— start of SOURCE RECORDS —

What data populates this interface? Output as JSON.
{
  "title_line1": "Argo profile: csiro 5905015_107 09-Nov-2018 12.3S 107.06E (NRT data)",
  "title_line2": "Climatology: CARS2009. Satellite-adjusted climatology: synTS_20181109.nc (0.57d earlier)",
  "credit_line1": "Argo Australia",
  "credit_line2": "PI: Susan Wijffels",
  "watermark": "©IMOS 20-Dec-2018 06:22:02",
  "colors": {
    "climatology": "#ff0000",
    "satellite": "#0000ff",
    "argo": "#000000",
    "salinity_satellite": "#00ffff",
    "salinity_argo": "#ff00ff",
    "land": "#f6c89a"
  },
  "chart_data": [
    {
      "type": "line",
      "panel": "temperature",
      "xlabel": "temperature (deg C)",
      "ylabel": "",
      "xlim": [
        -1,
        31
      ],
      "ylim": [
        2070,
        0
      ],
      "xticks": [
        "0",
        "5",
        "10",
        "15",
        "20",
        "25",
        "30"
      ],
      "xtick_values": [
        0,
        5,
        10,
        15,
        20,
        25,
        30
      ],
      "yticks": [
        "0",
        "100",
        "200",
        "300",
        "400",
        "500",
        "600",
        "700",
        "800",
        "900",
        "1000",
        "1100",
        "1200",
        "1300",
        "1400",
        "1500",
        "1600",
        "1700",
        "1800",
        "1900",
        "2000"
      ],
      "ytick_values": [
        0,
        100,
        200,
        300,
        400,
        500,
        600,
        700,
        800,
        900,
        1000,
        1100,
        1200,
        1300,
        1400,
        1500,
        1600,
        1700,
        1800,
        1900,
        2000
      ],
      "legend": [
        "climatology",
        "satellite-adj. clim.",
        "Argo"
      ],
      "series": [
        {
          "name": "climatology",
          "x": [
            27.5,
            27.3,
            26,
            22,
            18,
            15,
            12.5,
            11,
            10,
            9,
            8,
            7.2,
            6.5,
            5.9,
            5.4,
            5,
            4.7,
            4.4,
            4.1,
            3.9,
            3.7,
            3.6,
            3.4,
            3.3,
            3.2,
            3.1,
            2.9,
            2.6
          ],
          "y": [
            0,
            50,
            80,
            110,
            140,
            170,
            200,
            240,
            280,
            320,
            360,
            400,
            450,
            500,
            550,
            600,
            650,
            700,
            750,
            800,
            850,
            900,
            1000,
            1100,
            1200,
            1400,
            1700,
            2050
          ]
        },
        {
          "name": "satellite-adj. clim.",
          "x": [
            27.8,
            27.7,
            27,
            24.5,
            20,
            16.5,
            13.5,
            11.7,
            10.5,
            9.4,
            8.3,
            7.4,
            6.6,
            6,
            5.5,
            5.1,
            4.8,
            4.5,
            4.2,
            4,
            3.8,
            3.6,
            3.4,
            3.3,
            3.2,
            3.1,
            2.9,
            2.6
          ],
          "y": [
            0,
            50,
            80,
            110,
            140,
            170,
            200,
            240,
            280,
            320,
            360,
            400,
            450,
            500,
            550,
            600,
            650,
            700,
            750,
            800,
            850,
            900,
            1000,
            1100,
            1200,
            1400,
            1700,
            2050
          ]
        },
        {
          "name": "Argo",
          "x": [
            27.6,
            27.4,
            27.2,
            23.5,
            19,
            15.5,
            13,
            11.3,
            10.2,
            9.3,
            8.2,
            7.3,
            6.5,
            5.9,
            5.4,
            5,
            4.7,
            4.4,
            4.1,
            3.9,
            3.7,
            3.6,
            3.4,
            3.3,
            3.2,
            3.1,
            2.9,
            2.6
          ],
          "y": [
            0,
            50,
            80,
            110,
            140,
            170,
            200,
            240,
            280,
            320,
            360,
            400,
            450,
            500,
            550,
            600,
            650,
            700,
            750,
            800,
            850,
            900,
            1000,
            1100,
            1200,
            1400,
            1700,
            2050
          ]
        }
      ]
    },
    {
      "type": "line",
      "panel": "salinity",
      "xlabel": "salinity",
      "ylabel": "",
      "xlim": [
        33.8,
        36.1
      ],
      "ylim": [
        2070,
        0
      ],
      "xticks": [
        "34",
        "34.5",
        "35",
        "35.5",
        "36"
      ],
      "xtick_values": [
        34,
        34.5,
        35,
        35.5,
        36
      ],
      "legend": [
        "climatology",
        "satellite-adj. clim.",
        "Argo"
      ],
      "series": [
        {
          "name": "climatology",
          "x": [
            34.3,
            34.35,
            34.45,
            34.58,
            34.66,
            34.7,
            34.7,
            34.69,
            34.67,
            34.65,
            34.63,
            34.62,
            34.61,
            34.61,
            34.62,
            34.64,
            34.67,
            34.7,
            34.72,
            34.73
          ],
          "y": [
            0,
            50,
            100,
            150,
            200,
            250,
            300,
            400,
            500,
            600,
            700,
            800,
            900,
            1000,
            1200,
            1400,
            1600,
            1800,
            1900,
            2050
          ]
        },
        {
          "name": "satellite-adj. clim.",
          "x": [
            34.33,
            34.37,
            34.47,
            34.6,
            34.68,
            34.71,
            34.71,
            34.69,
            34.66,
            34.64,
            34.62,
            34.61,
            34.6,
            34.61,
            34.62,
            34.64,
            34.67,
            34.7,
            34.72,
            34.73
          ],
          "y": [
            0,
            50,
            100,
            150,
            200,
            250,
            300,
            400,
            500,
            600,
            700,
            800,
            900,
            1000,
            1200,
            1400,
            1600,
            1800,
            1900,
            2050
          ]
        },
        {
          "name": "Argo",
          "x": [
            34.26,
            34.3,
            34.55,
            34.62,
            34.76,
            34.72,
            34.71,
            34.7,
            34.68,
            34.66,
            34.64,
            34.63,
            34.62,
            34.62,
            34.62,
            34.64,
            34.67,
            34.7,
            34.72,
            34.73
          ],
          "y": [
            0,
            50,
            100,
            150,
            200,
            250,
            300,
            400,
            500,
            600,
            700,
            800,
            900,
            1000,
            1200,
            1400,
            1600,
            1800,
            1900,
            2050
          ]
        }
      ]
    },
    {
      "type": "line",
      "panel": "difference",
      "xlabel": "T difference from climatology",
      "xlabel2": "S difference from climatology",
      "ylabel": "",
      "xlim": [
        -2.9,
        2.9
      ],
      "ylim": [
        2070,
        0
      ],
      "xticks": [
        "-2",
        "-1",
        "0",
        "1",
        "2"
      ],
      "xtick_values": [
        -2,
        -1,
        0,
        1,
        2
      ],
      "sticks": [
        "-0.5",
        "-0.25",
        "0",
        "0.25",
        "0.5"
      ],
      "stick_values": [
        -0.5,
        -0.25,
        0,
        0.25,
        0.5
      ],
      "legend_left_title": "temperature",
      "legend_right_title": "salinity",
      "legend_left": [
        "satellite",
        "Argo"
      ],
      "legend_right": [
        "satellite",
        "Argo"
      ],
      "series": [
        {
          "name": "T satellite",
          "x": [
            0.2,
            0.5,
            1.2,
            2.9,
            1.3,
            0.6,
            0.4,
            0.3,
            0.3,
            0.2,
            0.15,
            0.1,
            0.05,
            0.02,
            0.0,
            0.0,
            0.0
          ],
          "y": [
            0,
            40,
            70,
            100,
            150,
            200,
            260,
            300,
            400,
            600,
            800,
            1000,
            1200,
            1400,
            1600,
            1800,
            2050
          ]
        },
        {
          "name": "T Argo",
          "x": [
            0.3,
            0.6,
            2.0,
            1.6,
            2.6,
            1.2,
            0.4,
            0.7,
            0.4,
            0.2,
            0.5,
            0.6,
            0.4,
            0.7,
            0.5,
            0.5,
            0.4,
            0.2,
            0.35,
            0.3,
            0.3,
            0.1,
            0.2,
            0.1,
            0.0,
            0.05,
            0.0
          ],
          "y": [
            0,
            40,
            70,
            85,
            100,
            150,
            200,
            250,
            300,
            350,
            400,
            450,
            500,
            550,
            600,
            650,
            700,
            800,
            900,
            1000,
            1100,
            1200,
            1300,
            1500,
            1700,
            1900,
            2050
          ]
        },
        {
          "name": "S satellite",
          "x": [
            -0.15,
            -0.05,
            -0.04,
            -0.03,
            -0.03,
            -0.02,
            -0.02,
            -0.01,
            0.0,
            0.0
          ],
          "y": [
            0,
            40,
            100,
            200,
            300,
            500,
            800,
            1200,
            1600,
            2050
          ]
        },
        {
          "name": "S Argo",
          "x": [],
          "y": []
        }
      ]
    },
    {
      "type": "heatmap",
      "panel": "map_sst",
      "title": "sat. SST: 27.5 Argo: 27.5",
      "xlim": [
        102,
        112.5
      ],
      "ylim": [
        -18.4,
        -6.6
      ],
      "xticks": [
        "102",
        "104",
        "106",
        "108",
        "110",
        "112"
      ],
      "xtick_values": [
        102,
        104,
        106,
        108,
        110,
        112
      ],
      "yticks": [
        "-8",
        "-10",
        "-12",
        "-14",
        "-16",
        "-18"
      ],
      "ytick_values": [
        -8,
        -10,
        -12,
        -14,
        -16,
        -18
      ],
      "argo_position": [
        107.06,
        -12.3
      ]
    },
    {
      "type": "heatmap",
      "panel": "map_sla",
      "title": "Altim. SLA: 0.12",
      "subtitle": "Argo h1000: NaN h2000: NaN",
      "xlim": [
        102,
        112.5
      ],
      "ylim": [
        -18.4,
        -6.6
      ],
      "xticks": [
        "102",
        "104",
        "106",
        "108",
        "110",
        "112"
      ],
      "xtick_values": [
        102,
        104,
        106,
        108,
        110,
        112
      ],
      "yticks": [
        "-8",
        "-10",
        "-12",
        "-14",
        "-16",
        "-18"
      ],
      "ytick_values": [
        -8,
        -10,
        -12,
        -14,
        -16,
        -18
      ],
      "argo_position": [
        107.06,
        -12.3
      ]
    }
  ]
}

— end of SOURCE RECORDS —

** WHAT IS BEING ASKED **
From the listing above, copy out each line where the word "panel" appears.

** THE REPLY **
      "panel": "temperature",
      "panel": "salinity",
      "panel": "difference",
      "panel": "map_sst",
      "panel": "map_sla",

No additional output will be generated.